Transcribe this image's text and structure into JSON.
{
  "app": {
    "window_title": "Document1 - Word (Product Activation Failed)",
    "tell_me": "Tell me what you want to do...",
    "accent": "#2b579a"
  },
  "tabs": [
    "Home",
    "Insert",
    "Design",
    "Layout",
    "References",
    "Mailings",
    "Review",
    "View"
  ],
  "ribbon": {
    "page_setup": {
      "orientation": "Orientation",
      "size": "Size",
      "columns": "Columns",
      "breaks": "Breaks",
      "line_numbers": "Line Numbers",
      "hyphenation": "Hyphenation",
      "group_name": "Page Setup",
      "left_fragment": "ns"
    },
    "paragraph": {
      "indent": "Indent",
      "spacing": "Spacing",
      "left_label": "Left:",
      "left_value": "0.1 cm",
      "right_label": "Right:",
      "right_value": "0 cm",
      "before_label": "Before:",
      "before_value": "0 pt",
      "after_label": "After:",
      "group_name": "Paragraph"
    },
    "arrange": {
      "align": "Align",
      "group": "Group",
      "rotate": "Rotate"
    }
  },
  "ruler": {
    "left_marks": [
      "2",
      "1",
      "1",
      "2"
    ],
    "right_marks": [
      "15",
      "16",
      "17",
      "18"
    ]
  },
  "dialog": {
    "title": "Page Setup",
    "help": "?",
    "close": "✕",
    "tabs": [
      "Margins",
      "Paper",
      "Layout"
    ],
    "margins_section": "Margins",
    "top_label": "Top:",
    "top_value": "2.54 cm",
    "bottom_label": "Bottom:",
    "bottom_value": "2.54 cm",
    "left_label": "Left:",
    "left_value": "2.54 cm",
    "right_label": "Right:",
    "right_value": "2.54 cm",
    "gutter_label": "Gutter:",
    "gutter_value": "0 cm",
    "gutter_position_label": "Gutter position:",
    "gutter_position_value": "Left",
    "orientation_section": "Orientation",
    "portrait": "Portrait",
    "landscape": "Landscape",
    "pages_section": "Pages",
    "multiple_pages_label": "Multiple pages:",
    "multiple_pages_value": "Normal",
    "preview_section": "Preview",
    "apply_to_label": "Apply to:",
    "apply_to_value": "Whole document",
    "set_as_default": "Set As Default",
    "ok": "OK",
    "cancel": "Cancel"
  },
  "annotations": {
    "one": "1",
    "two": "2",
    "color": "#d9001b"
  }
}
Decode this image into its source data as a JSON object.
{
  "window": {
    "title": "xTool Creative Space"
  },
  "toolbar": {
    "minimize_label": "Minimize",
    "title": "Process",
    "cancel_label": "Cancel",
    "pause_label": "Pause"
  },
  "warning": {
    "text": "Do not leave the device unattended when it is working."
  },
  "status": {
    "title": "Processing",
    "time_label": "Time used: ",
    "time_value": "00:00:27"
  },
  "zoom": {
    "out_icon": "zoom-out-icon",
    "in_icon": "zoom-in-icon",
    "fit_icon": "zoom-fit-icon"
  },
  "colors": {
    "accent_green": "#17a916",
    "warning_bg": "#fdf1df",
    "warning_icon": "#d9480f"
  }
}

== Brief ==
Output the listing above without altering a single character.

== Solution below ==
Transcribe this image's text and structure into JSON.
{
  "app": {
    "window_title": "Document1 - Word (Product Activation Failed)",
    "tell_me": "Tell me what you want to do...",
    "accent": "#2b579a"
  },
  "tabs": [
    "Home",
    "Insert",
    "Design",
    "Layout",
    "References",
    "Mailings",
    "Review",
    "View"
  ],
  "ribbon": {
    "page_setup": {
      "orientation": "Orientation",
      "size": "Size",
      "columns": "Columns",
      "breaks": "Breaks",
      "line_numbers": "Line Numbers",
      "hyphenation": "Hyphenation",
      "group_name": "Page Setup",
      "left_fragment": "ns"
    },
    "paragraph": {
      "indent": "Indent",
      "spacing": "Spacing",
      "left_label": "Left:",
      "left_value": "0.1 cm",
      "right_label": "Right:",
      "right_value": "0 cm",
      "before_label": "Before:",
      "before_value": "0 pt",
      "after_label": "After:",
      "group_name": "Paragraph"
    },
    "arrange": {
      "align": "Align",
      "group": "Group",
      "rotate": "Rotate"
    }
  },
  "ruler": {
    "left_marks": [
      "2",
      "1",
      "1",
      "2"
    ],
    "right_marks": [
      "15",
      "16",
      "17",
      "18"
    ]
  },
  "dialog": {
    "title": "Page Setup",
    "help": "?",
    "close": "✕",
    "tabs": [
      "Margins",
      "Paper",
      "Layout"
    ],
    "margins_section": "Margins",
    "top_label": "Top:",
    "top_value": "2.54 cm",
    "bottom_label": "Bottom:",
    "bottom_value": "2.54 cm",
    "left_label": "Left:",
    "left_value": "2.54 cm",
    "right_label": "Right:",
    "right_value": "2.54 cm",
    "gutter_label": "Gutter:",
    "gutter_value": "0 cm",
    "gutter_position_label": "Gutter position:",
    "gutter_position_value": "Left",
    "orientation_section": "Orientation",
    "portrait": "Portrait",
    "landscape": "Landscape",
    "pages_section": "Pages",
    "multiple_pages_label": "Multiple pages:",
    "multiple_pages_value": "Normal",
    "preview_section": "Preview",
    "apply_to_label": "Apply to:",
    "apply_to_value": "Whole document",
    "set_as_default": "Set As Default",
    "ok": "OK",
    "cancel": "Cancel"
  },
  "annotations": {
    "one": "1",
    "two": "2",
    "color": "#d9001b"
  }
}
Decode this image into its source data as a JSON object.
{
  "window": {
    "title": "xTool Creative Space"
  },
  "toolbar": {
    "minimize_label": "Minimize",
    "title": "Process",
    "cancel_label": "Cancel",
    "pause_label": "Pause"
  },
  "warning": {
    "text": "Do not leave the device unattended when it is working."
  },
  "status": {
    "title": "Processing",
    "time_label": "Time used: ",
    "time_value": "00:00:27"
  },
  "zoom": {
    "out_icon": "zoom-out-icon",
    "in_icon": "zoom-in-icon",
    "fit_icon": "zoom-fit-icon"
  },
  "colors": {
    "accent_green": "#17a916",
    "warning_bg": "#fdf1df",
    "warning_icon": "#d9480f"
  }
}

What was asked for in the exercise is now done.